# LISTING start

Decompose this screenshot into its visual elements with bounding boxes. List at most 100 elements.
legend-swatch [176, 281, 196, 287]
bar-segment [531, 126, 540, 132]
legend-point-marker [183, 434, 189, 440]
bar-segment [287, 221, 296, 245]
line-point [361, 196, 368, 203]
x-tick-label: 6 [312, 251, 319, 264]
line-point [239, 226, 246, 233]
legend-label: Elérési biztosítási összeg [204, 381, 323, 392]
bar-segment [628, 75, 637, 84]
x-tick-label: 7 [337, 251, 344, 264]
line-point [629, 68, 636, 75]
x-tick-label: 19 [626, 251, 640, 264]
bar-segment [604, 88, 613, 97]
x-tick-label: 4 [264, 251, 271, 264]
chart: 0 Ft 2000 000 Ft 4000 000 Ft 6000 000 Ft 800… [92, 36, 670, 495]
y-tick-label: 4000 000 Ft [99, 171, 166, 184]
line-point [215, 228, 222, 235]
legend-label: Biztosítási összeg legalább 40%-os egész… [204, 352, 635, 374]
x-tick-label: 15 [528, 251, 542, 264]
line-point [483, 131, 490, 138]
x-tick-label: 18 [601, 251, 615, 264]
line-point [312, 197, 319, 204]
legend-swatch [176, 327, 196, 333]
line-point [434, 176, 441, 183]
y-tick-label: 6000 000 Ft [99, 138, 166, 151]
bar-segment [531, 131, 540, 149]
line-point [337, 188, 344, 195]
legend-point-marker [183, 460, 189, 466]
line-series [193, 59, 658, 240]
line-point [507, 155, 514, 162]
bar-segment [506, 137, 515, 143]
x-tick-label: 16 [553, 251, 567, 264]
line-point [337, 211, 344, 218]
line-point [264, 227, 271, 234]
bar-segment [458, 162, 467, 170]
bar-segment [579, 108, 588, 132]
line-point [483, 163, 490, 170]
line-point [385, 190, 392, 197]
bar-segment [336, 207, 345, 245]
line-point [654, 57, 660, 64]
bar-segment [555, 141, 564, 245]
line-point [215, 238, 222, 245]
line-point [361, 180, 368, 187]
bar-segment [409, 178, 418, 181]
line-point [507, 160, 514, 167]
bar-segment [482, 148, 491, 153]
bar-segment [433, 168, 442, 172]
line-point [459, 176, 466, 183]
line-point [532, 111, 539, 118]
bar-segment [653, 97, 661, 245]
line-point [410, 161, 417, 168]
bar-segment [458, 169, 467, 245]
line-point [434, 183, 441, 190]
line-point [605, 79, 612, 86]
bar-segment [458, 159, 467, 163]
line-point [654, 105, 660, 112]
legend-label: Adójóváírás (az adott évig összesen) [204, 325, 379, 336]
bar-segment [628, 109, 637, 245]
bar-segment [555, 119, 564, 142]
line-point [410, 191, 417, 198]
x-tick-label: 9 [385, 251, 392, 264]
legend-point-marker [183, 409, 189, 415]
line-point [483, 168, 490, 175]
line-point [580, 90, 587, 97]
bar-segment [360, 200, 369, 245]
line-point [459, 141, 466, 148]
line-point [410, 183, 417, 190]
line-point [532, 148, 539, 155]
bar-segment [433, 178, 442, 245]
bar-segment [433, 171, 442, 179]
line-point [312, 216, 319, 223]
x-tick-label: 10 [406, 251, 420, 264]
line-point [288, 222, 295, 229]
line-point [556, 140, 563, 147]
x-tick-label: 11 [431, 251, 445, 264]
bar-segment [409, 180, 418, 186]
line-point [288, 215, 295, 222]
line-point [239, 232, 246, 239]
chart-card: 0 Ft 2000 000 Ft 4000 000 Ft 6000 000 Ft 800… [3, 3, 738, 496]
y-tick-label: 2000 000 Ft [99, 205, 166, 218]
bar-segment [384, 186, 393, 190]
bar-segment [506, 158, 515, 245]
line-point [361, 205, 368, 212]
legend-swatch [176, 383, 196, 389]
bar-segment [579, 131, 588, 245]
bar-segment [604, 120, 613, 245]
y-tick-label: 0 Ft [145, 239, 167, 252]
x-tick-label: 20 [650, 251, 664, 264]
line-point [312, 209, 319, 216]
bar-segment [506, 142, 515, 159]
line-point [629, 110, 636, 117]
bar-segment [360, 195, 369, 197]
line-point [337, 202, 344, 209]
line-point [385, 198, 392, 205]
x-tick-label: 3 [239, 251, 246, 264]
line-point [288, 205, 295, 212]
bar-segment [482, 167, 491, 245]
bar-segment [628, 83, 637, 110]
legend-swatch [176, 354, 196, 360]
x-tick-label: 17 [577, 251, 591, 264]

# LISTING end

_EXERCISE REQUIREMENTS_
Update the data above so that each "line-point" becomes "line-marker", and leave everything else untouched.

_ANSWER IN FULL_
Decompose this screenshot into its visual elements with bounding boxes. List at most 100 elements.
legend-swatch [176, 281, 196, 287]
bar-segment [531, 126, 540, 132]
legend-point-marker [183, 434, 189, 440]
bar-segment [287, 221, 296, 245]
line-marker [361, 196, 368, 203]
x-tick-label: 6 [312, 251, 319, 264]
line-marker [239, 226, 246, 233]
legend-label: Elérési biztosítási összeg [204, 381, 323, 392]
bar-segment [628, 75, 637, 84]
x-tick-label: 7 [337, 251, 344, 264]
line-marker [629, 68, 636, 75]
x-tick-label: 19 [626, 251, 640, 264]
bar-segment [604, 88, 613, 97]
x-tick-label: 4 [264, 251, 271, 264]
chart: 0 Ft 2000 000 Ft 4000 000 Ft 6000 000 Ft 800… [92, 36, 670, 495]
y-tick-label: 4000 000 Ft [99, 171, 166, 184]
line-marker [215, 228, 222, 235]
legend-label: Biztosítási összeg legalább 40%-os egész… [204, 352, 635, 374]
x-tick-label: 15 [528, 251, 542, 264]
line-marker [483, 131, 490, 138]
x-tick-label: 18 [601, 251, 615, 264]
line-marker [312, 197, 319, 204]
legend-swatch [176, 327, 196, 333]
line-marker [434, 176, 441, 183]
y-tick-label: 6000 000 Ft [99, 138, 166, 151]
bar-segment [531, 131, 540, 149]
line-marker [337, 188, 344, 195]
legend-point-marker [183, 460, 189, 466]
line-series [193, 59, 658, 240]
line-marker [507, 155, 514, 162]
bar-segment [506, 137, 515, 143]
x-tick-label: 16 [553, 251, 567, 264]
line-marker [337, 211, 344, 218]
line-marker [264, 227, 271, 234]
bar-segment [458, 162, 467, 170]
bar-segment [579, 108, 588, 132]
line-marker [483, 163, 490, 170]
line-marker [385, 190, 392, 197]
bar-segment [336, 207, 345, 245]
line-marker [654, 57, 660, 64]
bar-segment [555, 141, 564, 245]
line-marker [215, 238, 222, 245]
line-marker [361, 180, 368, 187]
bar-segment [409, 178, 418, 181]
line-marker [507, 160, 514, 167]
bar-segment [482, 148, 491, 153]
bar-segment [433, 168, 442, 172]
line-marker [459, 176, 466, 183]
line-marker [532, 111, 539, 118]
bar-segment [653, 97, 661, 245]
line-marker [410, 161, 417, 168]
bar-segment [458, 169, 467, 245]
line-marker [434, 183, 441, 190]
line-marker [605, 79, 612, 86]
bar-segment [458, 159, 467, 163]
line-marker [654, 105, 660, 112]
legend-label: Adójóváírás (az adott évig összesen) [204, 325, 379, 336]
bar-segment [628, 109, 637, 245]
bar-segment [555, 119, 564, 142]
line-marker [410, 191, 417, 198]
x-tick-label: 9 [385, 251, 392, 264]
legend-point-marker [183, 409, 189, 415]
line-marker [483, 168, 490, 175]
line-marker [580, 90, 587, 97]
bar-segment [360, 200, 369, 245]
line-marker [459, 141, 466, 148]
line-marker [410, 183, 417, 190]
line-marker [532, 148, 539, 155]
bar-segment [433, 178, 442, 245]
bar-segment [433, 171, 442, 179]
line-marker [312, 216, 319, 223]
x-tick-label: 10 [406, 251, 420, 264]
line-marker [288, 222, 295, 229]
line-marker [556, 140, 563, 147]
x-tick-label: 11 [431, 251, 445, 264]
bar-segment [409, 180, 418, 186]
line-marker [288, 215, 295, 222]
line-marker [239, 232, 246, 239]
chart-card: 0 Ft 2000 000 Ft 4000 000 Ft 6000 000 Ft 800… [3, 3, 738, 496]
y-tick-label: 2000 000 Ft [99, 205, 166, 218]
bar-segment [384, 186, 393, 190]
bar-segment [506, 158, 515, 245]
line-marker [361, 205, 368, 212]
legend-swatch [176, 383, 196, 389]
bar-segment [579, 131, 588, 245]
bar-segment [604, 120, 613, 245]
y-tick-label: 0 Ft [145, 239, 167, 252]
x-tick-label: 20 [650, 251, 664, 264]
line-marker [312, 209, 319, 216]
bar-segment [506, 142, 515, 159]
line-marker [629, 110, 636, 117]
bar-segment [360, 195, 369, 197]
line-marker [337, 202, 344, 209]
line-marker [385, 198, 392, 205]
x-tick-label: 3 [239, 251, 246, 264]
line-marker [288, 205, 295, 212]
bar-segment [482, 167, 491, 245]
bar-segment [628, 83, 637, 110]
legend-swatch [176, 354, 196, 360]
x-tick-label: 17 [577, 251, 591, 264]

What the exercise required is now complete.